Exercise material:
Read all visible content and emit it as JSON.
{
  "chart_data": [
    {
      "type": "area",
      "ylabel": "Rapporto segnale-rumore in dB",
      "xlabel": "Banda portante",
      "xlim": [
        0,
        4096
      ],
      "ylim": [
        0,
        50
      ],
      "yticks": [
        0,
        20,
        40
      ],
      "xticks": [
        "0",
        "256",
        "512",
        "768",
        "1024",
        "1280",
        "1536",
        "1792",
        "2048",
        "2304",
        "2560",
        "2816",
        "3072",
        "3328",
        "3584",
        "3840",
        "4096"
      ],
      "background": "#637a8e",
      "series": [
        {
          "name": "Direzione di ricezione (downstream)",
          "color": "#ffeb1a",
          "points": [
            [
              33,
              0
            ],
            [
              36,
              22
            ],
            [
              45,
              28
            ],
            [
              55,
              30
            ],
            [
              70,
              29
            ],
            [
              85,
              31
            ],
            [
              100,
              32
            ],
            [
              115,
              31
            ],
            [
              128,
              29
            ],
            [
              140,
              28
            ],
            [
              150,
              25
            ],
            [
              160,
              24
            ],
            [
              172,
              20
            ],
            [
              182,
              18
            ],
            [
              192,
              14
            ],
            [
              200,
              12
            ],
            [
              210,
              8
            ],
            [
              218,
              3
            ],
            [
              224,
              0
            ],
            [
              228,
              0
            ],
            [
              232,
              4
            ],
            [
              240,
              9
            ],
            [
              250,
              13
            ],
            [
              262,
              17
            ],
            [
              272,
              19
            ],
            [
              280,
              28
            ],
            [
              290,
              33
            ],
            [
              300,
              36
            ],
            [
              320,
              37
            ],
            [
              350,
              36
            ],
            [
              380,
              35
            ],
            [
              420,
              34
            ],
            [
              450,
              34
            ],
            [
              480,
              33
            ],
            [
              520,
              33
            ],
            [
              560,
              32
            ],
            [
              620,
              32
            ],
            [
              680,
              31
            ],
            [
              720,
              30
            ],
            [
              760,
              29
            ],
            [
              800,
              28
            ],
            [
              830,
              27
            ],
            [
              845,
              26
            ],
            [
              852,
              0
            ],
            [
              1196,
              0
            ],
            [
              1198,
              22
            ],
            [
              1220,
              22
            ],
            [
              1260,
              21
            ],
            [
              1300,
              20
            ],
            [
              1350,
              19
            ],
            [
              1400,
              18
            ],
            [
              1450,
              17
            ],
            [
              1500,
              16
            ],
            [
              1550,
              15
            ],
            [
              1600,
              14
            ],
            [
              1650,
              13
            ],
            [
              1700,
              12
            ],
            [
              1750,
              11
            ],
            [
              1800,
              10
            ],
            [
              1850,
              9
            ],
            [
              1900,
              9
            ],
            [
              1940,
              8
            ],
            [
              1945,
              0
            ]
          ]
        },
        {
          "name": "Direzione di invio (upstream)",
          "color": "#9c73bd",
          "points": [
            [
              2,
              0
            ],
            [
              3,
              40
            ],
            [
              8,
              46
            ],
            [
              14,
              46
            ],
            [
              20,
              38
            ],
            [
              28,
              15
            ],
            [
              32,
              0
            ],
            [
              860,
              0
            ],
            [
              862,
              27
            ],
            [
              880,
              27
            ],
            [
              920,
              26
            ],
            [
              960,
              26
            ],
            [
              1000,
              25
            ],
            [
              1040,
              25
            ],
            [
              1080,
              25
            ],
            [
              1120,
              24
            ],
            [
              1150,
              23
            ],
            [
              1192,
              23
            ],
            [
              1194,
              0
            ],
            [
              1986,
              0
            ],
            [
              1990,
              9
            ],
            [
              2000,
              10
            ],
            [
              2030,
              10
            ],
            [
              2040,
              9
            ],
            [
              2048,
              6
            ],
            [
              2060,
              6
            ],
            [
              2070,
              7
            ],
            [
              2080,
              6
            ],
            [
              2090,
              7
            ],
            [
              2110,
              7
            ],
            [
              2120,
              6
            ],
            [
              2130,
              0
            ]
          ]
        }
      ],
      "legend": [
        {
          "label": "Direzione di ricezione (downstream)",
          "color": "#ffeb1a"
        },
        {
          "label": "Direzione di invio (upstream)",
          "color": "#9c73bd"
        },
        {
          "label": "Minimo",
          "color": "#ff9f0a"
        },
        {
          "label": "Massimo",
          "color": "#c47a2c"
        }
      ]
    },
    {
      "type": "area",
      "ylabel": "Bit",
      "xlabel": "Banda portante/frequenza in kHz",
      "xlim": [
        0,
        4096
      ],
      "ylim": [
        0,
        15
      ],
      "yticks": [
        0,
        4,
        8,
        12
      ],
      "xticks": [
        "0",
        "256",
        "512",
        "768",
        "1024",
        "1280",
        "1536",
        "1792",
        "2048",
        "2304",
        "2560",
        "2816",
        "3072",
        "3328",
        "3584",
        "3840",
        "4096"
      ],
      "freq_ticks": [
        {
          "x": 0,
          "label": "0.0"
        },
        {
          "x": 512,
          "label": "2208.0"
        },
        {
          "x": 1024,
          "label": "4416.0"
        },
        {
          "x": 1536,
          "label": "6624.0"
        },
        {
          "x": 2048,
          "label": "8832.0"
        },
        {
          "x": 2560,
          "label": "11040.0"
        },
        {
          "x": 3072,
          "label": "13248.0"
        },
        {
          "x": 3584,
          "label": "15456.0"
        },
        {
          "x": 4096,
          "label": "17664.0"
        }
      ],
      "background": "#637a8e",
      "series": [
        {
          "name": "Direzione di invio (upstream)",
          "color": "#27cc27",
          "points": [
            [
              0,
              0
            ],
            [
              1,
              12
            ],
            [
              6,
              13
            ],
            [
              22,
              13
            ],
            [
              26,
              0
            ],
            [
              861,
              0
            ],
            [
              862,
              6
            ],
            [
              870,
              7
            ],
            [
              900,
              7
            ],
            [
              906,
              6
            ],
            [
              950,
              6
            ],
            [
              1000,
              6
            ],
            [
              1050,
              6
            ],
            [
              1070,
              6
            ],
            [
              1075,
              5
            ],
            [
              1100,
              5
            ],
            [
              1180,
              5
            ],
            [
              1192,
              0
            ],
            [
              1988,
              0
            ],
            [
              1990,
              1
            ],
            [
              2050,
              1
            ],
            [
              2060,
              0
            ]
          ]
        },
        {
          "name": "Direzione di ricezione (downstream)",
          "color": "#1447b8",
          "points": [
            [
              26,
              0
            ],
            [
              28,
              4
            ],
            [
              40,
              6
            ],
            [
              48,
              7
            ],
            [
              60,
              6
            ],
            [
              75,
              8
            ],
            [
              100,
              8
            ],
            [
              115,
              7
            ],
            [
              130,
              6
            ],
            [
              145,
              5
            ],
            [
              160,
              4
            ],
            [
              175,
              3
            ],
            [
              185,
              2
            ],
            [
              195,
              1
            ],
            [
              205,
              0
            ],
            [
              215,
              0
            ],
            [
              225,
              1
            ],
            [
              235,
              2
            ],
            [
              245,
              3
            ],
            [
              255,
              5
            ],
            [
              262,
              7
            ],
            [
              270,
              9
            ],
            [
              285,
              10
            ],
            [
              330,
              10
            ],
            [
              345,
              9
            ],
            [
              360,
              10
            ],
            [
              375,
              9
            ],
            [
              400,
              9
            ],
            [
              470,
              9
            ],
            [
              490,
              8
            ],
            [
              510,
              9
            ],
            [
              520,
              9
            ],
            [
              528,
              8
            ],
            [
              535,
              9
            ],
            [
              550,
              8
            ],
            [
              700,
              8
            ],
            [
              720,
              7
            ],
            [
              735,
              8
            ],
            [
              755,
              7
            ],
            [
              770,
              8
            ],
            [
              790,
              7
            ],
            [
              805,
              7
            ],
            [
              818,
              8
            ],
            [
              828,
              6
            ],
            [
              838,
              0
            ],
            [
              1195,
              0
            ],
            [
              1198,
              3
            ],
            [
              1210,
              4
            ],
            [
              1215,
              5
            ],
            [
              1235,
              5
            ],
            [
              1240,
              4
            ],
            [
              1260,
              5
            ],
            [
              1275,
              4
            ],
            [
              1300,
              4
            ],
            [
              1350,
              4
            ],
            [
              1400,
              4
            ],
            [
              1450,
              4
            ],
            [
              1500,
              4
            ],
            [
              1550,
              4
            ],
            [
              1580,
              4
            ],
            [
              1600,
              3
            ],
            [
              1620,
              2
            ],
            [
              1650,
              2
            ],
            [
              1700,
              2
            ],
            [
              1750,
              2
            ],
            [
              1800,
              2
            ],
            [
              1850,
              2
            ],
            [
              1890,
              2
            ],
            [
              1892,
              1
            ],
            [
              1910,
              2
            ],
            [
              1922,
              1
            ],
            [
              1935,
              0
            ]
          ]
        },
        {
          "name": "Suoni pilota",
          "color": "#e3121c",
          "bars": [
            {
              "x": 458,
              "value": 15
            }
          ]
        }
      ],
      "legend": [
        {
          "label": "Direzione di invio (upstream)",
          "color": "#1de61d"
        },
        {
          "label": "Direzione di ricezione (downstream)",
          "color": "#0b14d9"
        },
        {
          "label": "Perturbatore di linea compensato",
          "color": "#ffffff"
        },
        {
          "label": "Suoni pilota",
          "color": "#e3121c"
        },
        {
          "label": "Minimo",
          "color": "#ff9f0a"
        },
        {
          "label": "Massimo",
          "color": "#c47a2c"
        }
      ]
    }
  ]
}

Set problem: Pick out the lines containing the string "ylabel".

Exercise output:
      "ylabel": "Rapporto segnale-rumore in dB",
      "ylabel": "Bit",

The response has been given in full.